What you need to do:
Search the data below for the string "创造价值". Extract every line that contains it.

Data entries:
------------
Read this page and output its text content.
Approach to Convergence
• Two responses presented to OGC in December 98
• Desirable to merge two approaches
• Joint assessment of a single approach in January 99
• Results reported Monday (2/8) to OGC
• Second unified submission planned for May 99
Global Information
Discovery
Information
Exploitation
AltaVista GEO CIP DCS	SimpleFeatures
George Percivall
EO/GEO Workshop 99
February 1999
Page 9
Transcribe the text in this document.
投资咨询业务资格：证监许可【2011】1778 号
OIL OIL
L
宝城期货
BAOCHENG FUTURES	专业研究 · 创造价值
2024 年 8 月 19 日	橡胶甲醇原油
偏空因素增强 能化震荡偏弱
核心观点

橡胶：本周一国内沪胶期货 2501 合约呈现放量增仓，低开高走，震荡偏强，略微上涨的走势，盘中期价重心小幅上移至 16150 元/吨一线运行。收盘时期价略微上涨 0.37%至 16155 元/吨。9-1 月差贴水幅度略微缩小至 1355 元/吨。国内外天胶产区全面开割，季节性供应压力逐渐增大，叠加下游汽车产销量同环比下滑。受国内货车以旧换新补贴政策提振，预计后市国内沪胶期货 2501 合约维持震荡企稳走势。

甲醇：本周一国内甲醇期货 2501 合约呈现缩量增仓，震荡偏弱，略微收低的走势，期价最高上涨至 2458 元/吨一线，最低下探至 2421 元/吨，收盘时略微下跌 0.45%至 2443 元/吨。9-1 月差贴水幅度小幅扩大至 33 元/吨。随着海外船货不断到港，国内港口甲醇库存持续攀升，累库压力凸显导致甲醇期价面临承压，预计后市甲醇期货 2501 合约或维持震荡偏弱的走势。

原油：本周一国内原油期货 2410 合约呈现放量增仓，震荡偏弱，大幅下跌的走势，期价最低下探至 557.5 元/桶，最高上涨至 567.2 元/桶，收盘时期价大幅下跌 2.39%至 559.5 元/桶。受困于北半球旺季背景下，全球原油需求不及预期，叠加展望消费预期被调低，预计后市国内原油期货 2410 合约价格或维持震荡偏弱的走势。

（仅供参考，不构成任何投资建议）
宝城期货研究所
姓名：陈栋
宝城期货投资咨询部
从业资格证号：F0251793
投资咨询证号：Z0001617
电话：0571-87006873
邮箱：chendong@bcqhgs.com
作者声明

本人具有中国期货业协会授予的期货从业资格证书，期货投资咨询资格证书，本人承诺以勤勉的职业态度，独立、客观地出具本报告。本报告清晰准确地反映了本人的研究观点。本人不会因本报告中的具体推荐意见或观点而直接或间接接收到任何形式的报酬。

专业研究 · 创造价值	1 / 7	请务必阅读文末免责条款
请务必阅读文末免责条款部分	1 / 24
------------
Task result:
BAOCHENG FUTURES	专业研究 · 创造价值
专业研究 · 创造价值	1 / 7	请务必阅读文末免责条款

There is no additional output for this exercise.